Dataset excerpts:
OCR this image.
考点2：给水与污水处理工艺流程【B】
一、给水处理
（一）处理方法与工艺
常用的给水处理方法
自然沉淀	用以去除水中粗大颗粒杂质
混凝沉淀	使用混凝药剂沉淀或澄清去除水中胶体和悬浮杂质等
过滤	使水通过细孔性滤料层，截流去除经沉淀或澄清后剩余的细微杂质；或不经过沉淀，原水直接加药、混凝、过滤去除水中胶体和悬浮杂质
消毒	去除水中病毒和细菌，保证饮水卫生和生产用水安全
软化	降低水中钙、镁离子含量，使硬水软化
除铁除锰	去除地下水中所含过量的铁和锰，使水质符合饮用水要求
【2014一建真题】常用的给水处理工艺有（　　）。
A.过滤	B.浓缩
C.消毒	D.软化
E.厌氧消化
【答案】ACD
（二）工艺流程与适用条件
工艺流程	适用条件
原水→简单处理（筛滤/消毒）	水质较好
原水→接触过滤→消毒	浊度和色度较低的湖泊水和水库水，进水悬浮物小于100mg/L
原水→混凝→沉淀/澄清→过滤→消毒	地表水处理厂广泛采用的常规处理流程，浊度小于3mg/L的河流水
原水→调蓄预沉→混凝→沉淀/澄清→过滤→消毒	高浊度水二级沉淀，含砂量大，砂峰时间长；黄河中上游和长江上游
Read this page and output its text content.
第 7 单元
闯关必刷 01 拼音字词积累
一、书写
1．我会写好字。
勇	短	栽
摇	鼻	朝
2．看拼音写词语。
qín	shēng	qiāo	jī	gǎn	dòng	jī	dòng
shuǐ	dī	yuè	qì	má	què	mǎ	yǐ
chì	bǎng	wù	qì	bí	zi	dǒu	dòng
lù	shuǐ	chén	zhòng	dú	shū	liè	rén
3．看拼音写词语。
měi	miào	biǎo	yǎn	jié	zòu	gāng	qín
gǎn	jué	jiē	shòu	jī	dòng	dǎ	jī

Exercise prompt:
Write out every line of the entries that holds the word "shuǐ".

Answer to this exercise:
shuǐ	dī	yuè	qì	má	què	mǎ	yǐ
lù	shuǐ	chén	zhòng	dú	shū	liè	rén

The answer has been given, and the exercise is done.